◆ Task brief ◆
Rename "settings" to "options" wherever it occurs in the records, from the line with "- page-title: Retaining" up to and including the line with "- app-bar: Retaining". Give back only those lines, with nothing else changed.

◆ Visual layout annotation data ◆
-------
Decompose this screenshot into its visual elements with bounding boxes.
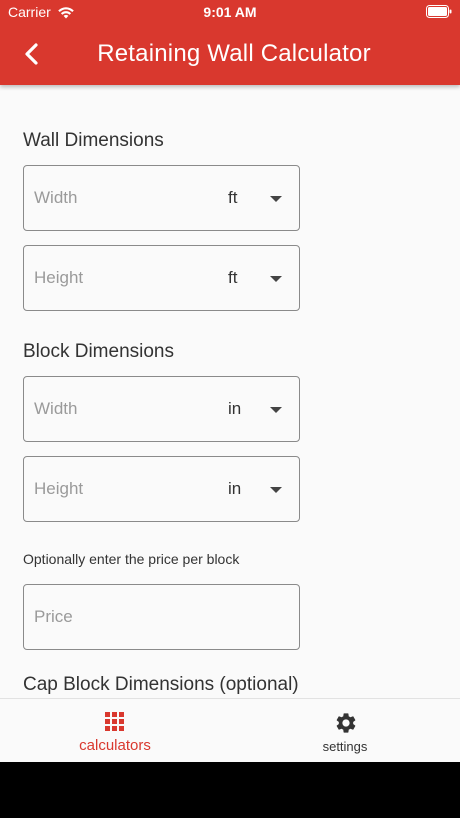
- page-title: Retaining Wall Calculator: [97, 40, 371, 67]
- price-placeholder: Price: [34, 607, 73, 626]
- wall-width-placeholder: Width: [34, 188, 78, 207]
- battery-icon: [426, 5, 452, 18]
- nav-label-settings: settings: [322, 739, 368, 754]
- price-field[interactable]: Price: [23, 584, 300, 650]
- app-bar: Retaining Wall Calculator: [0, 24, 460, 85]
- gear-icon: [336, 713, 356, 733]
- block-width-placeholder: Width: [34, 399, 78, 418]
- wall-height-field[interactable]: Height ft: [23, 245, 300, 311]
- status-time: 9:01 AM: [203, 4, 257, 20]
- caret-down-icon[interactable]: [270, 407, 282, 413]
- nav-item-calculators[interactable]: calculators: [0, 699, 230, 762]
- block-height-unit[interactable]: in: [228, 479, 241, 499]
- bottom-nav: calculators settings: [0, 698, 460, 762]
- app-screen: Carrier 9:01 AM Retaining Wall Calculato…: [0, 0, 460, 762]
- wall-height-placeholder: Height: [34, 268, 84, 287]
- caret-down-icon[interactable]: [270, 276, 282, 282]
- nav-label-calculators: calculators: [79, 737, 151, 754]
- wall-width-field[interactable]: Width ft: [23, 165, 300, 231]
- header: Carrier 9:01 AM Retaining Wall Calculato…: [0, 0, 460, 85]
- grid-icon: [105, 712, 125, 732]
- status-bar: Carrier 9:01 AM: [0, 0, 460, 24]
- block-dimensions-title: Block Dimensions: [23, 341, 174, 362]
- block-height-placeholder: Height: [34, 479, 84, 498]
- caret-down-icon[interactable]: [270, 487, 282, 493]
- caret-down-icon[interactable]: [270, 196, 282, 202]
- wall-dimensions-title: Wall Dimensions: [23, 130, 164, 151]
- block-width-field[interactable]: Width in: [23, 376, 300, 442]
- wall-height-unit[interactable]: ft: [228, 268, 237, 288]
- cap-block-dimensions-title: Cap Block Dimensions (optional): [23, 674, 299, 695]
- block-height-field[interactable]: Height in: [23, 456, 300, 522]
- block-width-unit[interactable]: in: [228, 399, 241, 419]
- calculator-form: Wall Dimensions Width ft Height ft Block…: [0, 85, 460, 698]
- wall-width-unit[interactable]: ft: [228, 188, 237, 208]
- nav-item-settings[interactable]: settings: [230, 699, 460, 762]
- price-hint: Optionally enter the price per block: [23, 551, 240, 567]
-------
◆ Final result ◆
- page-title: Retaining Wall Calculator: [97, 40, 371, 67]
- price-placeholder: Price: [34, 607, 73, 626]
- wall-width-placeholder: Width: [34, 188, 78, 207]
- battery-icon: [426, 5, 452, 18]
- nav-label-options: options: [322, 739, 368, 754]
- price-field[interactable]: Price: [23, 584, 300, 650]
- app-bar: Retaining Wall Calculator: [0, 24, 460, 85]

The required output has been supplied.